◆ REQUIRED WORK
Reproduce all of the material word for word.

◆ DATA LINES
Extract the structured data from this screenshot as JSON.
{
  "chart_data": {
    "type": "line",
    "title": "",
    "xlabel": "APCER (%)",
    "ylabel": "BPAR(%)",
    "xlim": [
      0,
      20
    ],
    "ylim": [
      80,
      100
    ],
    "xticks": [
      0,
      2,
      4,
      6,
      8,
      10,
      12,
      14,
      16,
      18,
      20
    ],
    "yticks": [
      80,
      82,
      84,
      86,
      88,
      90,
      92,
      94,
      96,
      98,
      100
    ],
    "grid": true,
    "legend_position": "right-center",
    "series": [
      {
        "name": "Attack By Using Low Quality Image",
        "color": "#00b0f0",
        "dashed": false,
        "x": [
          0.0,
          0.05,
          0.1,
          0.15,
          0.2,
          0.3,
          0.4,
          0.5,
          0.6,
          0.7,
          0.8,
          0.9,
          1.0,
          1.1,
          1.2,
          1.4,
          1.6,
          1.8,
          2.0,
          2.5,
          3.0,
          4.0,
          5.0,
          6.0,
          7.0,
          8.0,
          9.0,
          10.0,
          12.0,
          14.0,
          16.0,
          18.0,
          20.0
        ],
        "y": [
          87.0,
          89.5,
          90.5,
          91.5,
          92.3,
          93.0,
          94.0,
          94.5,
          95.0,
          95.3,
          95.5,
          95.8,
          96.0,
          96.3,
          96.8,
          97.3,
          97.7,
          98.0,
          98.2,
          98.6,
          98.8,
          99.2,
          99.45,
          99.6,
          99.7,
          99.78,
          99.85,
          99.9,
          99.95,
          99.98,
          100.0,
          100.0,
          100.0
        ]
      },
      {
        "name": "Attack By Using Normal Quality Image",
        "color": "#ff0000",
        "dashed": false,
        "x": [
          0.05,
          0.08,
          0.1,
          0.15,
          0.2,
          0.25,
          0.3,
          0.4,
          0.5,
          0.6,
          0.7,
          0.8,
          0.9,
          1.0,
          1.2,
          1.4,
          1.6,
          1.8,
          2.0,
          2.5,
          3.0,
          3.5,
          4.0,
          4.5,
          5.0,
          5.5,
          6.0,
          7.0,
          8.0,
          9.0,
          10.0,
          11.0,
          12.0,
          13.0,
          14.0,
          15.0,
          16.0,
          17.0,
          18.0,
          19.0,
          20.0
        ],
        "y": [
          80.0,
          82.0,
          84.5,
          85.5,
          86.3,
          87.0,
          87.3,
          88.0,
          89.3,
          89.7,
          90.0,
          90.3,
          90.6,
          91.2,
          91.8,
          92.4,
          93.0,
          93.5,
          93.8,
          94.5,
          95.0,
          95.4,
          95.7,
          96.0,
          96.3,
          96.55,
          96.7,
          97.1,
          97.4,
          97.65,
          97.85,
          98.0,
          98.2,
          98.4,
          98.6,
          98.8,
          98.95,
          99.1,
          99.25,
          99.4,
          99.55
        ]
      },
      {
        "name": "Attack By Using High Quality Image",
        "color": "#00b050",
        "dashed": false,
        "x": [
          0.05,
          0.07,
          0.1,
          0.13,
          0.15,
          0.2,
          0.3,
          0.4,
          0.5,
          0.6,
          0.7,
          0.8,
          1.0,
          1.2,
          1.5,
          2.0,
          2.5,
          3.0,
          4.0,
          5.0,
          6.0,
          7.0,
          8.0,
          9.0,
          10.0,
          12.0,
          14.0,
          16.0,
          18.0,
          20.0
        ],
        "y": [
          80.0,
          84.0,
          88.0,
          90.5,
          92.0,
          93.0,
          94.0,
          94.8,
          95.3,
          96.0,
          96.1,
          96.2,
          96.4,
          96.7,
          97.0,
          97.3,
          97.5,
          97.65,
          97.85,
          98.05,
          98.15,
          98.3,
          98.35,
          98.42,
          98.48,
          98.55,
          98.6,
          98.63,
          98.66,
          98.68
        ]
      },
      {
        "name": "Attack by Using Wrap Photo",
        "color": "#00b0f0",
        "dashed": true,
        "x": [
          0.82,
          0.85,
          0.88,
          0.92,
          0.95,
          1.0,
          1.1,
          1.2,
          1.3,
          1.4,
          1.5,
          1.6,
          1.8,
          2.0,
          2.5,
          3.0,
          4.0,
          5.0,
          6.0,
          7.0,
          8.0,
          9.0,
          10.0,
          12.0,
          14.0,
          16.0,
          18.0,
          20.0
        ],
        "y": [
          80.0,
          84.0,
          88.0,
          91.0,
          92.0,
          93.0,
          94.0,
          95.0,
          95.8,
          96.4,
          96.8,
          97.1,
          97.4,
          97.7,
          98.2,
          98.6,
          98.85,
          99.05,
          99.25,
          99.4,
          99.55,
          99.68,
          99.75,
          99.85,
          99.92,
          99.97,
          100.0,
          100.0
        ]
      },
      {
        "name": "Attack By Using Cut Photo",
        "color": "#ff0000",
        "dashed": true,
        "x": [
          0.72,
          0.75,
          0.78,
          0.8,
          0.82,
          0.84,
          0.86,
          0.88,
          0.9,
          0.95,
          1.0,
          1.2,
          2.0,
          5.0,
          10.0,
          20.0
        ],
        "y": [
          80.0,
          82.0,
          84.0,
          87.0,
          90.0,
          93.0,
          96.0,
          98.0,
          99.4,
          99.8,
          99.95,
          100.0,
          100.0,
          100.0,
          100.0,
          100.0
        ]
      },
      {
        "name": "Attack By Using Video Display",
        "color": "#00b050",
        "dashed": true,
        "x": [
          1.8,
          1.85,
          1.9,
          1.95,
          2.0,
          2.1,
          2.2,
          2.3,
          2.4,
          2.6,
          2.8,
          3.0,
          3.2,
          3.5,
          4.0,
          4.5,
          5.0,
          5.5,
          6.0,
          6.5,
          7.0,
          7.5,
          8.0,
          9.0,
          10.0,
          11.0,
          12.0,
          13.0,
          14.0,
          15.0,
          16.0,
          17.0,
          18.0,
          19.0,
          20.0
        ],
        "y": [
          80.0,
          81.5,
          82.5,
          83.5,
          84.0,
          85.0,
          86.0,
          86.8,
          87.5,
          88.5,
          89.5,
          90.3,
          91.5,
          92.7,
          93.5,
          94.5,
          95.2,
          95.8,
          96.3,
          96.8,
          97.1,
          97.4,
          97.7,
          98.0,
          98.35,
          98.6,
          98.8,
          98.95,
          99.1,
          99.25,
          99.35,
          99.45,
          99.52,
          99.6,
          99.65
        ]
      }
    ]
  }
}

◆ TASK RESULT
Extract the structured data from this screenshot as JSON.
{
  "chart_data": {
    "type": "line",
    "title": "",
    "xlabel": "APCER (%)",
    "ylabel": "BPAR(%)",
    "xlim": [
      0,
      20
    ],
    "ylim": [
      80,
      100
    ],
    "xticks": [
      0,
      2,
      4,
      6,
      8,
      10,
      12,
      14,
      16,
      18,
      20
    ],
    "yticks": [
      80,
      82,
      84,
      86,
      88,
      90,
      92,
      94,
      96,
      98,
      100
    ],
    "grid": true,
    "legend_position": "right-center",
    "series": [
      {
        "name": "Attack By Using Low Quality Image",
        "color": "#00b0f0",
        "dashed": false,
        "x": [
          0.0,
          0.05,
          0.1,
          0.15,
          0.2,
          0.3,
          0.4,
          0.5,
          0.6,
          0.7,
          0.8,
          0.9,
          1.0,
          1.1,
          1.2,
          1.4,
          1.6,
          1.8,
          2.0,
          2.5,
          3.0,
          4.0,
          5.0,
          6.0,
          7.0,
          8.0,
          9.0,
          10.0,
          12.0,
          14.0,
          16.0,
          18.0,
          20.0
        ],
        "y": [
          87.0,
          89.5,
          90.5,
          91.5,
          92.3,
          93.0,
          94.0,
          94.5,
          95.0,
          95.3,
          95.5,
          95.8,
          96.0,
          96.3,
          96.8,
          97.3,
          97.7,
          98.0,
          98.2,
          98.6,
          98.8,
          99.2,
          99.45,
          99.6,
          99.7,
          99.78,
          99.85,
          99.9,
          99.95,
          99.98,
          100.0,
          100.0,
          100.0
        ]
      },
      {
        "name": "Attack By Using Normal Quality Image",
        "color": "#ff0000",
        "dashed": false,
        "x": [
          0.05,
          0.08,
          0.1,
          0.15,
          0.2,
          0.25,
          0.3,
          0.4,
          0.5,
          0.6,
          0.7,
          0.8,
          0.9,
          1.0,
          1.2,
          1.4,
          1.6,
          1.8,
          2.0,
          2.5,
          3.0,
          3.5,
          4.0,
          4.5,
          5.0,
          5.5,
          6.0,
          7.0,
          8.0,
          9.0,
          10.0,
          11.0,
          12.0,
          13.0,
          14.0,
          15.0,
          16.0,
          17.0,
          18.0,
          19.0,
          20.0
        ],
        "y": [
          80.0,
          82.0,
          84.5,
          85.5,
          86.3,
          87.0,
          87.3,
          88.0,
          89.3,
          89.7,
          90.0,
          90.3,
          90.6,
          91.2,
          91.8,
          92.4,
          93.0,
          93.5,
          93.8,
          94.5,
          95.0,
          95.4,
          95.7,
          96.0,
          96.3,
          96.55,
          96.7,
          97.1,
          97.4,
          97.65,
          97.85,
          98.0,
          98.2,
          98.4,
          98.6,
          98.8,
          98.95,
          99.1,
          99.25,
          99.4,
          99.55
        ]
      },
      {
        "name": "Attack By Using High Quality Image",
        "color": "#00b050",
        "dashed": false,
        "x": [
          0.05,
          0.07,
          0.1,
          0.13,
          0.15,
          0.2,
          0.3,
          0.4,
          0.5,
          0.6,
          0.7,
          0.8,
          1.0,
          1.2,
          1.5,
          2.0,
          2.5,
          3.0,
          4.0,
          5.0,
          6.0,
          7.0,
          8.0,
          9.0,
          10.0,
          12.0,
          14.0,
          16.0,
          18.0,
          20.0
        ],
        "y": [
          80.0,
          84.0,
          88.0,
          90.5,
          92.0,
          93.0,
          94.0,
          94.8,
          95.3,
          96.0,
          96.1,
          96.2,
          96.4,
          96.7,
          97.0,
          97.3,
          97.5,
          97.65,
          97.85,
          98.05,
          98.15,
          98.3,
          98.35,
          98.42,
          98.48,
          98.55,
          98.6,
          98.63,
          98.66,
          98.68
        ]
      },
      {
        "name": "Attack by Using Wrap Photo",
        "color": "#00b0f0",
        "dashed": true,
        "x": [
          0.82,
          0.85,
          0.88,
          0.92,
          0.95,
          1.0,
          1.1,
          1.2,
          1.3,
          1.4,
          1.5,
          1.6,
          1.8,
          2.0,
          2.5,
          3.0,
          4.0,
          5.0,
          6.0,
          7.0,
          8.0,
          9.0,
          10.0,
          12.0,
          14.0,
          16.0,
          18.0,
          20.0
        ],
        "y": [
          80.0,
          84.0,
          88.0,
          91.0,
          92.0,
          93.0,
          94.0,
          95.0,
          95.8,
          96.4,
          96.8,
          97.1,
          97.4,
          97.7,
          98.2,
          98.6,
          98.85,
          99.05,
          99.25,
          99.4,
          99.55,
          99.68,
          99.75,
          99.85,
          99.92,
          99.97,
          100.0,
          100.0
        ]
      },
      {
        "name": "Attack By Using Cut Photo",
        "color": "#ff0000",
        "dashed": true,
        "x": [
          0.72,
          0.75,
          0.78,
          0.8,
          0.82,
          0.84,
          0.86,
          0.88,
          0.9,
          0.95,
          1.0,
          1.2,
          2.0,
          5.0,
          10.0,
          20.0
        ],
        "y": [
          80.0,
          82.0,
          84.0,
          87.0,
          90.0,
          93.0,
          96.0,
          98.0,
          99.4,
          99.8,
          99.95,
          100.0,
          100.0,
          100.0,
          100.0,
          100.0
        ]
      },
      {
        "name": "Attack By Using Video Display",
        "color": "#00b050",
        "dashed": true,
        "x": [
          1.8,
          1.85,
          1.9,
          1.95,
          2.0,
          2.1,
          2.2,
          2.3,
          2.4,
          2.6,
          2.8,
          3.0,
          3.2,
          3.5,
          4.0,
          4.5,
          5.0,
          5.5,
          6.0,
          6.5,
          7.0,
          7.5,
          8.0,
          9.0,
          10.0,
          11.0,
          12.0,
          13.0,
          14.0,
          15.0,
          16.0,
          17.0,
          18.0,
          19.0,
          20.0
        ],
        "y": [
          80.0,
          81.5,
          82.5,
          83.5,
          84.0,
          85.0,
          86.0,
          86.8,
          87.5,
          88.5,
          89.5,
          90.3,
          91.5,
          92.7,
          93.5,
          94.5,
          95.2,
          95.8,
          96.3,
          96.8,
          97.1,
          97.4,
          97.7,
          98.0,
          98.35,
          98.6,
          98.8,
          98.95,
          99.1,
          99.25,
          99.35,
          99.45,
          99.52,
          99.6,
          99.65
        ]
      }
    ]
  }
}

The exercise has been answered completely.